Goal of the exercise: Sort through the entries below and pull out lines containing the word "miljöprestanda".
BEGIN Records provided
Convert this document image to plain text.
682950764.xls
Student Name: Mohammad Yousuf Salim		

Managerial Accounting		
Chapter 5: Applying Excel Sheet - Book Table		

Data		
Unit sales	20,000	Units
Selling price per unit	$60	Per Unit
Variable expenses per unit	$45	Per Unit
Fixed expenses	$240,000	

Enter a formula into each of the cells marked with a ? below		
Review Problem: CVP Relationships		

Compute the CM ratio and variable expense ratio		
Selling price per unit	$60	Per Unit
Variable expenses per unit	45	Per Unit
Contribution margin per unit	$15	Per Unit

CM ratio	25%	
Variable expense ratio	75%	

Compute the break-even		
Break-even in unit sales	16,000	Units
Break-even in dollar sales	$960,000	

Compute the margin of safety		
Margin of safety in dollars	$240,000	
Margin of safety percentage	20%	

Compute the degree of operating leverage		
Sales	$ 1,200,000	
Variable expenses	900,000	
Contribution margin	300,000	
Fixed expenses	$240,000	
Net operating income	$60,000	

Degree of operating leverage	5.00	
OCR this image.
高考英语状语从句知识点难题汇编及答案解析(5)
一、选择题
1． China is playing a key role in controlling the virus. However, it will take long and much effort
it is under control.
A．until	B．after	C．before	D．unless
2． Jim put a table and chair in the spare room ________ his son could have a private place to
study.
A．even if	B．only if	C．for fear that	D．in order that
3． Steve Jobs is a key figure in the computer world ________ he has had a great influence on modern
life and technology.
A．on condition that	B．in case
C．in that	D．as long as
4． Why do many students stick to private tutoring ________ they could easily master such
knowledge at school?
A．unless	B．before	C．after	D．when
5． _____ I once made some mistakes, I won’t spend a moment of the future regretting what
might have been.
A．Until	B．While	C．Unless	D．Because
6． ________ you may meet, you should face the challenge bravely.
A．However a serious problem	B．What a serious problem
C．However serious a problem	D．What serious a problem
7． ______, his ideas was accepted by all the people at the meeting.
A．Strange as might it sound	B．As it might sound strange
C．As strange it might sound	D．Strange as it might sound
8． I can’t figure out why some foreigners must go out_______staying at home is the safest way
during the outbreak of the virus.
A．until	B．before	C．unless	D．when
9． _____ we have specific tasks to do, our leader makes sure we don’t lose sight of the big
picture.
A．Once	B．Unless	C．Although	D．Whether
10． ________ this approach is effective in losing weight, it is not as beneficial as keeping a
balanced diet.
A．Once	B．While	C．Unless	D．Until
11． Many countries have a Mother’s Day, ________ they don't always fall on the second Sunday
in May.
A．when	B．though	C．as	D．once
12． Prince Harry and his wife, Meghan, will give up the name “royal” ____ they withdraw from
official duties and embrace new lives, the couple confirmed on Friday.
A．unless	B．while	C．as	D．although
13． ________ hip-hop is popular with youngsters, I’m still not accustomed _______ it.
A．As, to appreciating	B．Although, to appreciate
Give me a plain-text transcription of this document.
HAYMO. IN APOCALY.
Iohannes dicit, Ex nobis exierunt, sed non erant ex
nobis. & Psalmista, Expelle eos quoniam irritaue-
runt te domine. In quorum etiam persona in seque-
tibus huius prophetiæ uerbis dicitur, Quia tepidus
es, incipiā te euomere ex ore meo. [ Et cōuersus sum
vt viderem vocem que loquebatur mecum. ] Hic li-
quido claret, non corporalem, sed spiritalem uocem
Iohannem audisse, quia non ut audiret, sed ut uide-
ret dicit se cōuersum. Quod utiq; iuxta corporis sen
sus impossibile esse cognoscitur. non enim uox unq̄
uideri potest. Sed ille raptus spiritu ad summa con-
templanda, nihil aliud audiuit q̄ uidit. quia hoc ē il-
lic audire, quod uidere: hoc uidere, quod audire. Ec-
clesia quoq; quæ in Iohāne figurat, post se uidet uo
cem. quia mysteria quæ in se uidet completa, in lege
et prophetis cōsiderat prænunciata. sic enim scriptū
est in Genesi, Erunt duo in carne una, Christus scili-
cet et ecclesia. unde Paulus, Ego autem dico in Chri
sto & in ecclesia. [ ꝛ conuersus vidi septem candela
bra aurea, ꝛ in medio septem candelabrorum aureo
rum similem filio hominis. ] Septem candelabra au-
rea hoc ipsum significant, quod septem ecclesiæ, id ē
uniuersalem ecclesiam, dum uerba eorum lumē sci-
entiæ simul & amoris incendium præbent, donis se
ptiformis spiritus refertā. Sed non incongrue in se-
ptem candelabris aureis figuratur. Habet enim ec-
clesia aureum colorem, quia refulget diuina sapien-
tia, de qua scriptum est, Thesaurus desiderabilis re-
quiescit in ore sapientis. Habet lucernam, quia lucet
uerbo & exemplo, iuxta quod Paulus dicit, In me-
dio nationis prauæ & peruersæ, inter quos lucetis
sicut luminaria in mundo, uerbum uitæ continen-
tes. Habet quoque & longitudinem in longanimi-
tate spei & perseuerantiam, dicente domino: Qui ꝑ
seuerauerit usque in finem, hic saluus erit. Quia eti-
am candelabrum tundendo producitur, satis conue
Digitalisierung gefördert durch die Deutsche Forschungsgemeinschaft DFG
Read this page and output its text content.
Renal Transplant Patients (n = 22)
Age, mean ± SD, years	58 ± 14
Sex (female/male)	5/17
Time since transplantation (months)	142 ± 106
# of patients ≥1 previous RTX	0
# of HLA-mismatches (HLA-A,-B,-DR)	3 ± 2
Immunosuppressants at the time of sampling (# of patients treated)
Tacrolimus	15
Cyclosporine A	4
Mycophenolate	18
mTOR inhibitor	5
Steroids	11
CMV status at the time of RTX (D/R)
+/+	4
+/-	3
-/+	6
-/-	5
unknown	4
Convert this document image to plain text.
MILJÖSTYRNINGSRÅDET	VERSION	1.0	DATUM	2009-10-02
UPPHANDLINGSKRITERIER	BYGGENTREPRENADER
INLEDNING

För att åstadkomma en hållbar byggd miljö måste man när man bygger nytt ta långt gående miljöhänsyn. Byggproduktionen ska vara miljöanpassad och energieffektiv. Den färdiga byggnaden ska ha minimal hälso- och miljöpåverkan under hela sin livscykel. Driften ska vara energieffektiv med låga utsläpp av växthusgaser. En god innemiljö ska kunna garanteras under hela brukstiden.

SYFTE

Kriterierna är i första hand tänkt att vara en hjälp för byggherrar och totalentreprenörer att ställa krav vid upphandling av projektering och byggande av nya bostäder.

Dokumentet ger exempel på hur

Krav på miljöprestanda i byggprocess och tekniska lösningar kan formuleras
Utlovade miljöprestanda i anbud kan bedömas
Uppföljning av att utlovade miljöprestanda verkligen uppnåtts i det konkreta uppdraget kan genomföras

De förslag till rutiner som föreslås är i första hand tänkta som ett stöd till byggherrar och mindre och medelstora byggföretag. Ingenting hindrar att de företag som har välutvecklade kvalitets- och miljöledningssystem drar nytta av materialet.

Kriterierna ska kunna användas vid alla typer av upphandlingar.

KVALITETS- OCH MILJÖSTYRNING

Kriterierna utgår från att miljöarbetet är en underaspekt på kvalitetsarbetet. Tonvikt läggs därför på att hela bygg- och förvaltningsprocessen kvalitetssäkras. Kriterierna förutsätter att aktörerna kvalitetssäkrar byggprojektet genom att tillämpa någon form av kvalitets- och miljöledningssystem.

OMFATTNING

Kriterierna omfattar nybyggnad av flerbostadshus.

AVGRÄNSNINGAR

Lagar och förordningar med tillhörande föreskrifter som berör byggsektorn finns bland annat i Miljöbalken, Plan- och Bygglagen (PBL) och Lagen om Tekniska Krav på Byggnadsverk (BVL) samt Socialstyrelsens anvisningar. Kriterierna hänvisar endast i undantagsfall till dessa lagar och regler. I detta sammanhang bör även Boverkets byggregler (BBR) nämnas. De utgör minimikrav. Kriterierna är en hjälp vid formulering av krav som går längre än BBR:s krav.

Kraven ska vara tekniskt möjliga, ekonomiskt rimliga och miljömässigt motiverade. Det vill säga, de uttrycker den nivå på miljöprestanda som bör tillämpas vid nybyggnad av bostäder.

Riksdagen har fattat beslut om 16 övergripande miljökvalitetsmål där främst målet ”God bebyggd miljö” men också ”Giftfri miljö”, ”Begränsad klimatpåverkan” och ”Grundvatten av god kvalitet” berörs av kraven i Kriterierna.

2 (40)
END Records provided
Solution for this problem:
Krav på miljöprestanda i byggprocess och tekniska lösningar kan formuleras
Utlovade miljöprestanda i anbud kan bedömas
Uppföljning av att utlovade miljöprestanda verkligen uppnåtts i det konkreta uppdraget kan genomföras
Kraven ska vara tekniskt möjliga, ekonomiskt rimliga och miljömässigt motiverade. Det vill säga, de uttrycker den nivå på miljöprestanda som bör tillämpas vid nybyggnad av bostäder.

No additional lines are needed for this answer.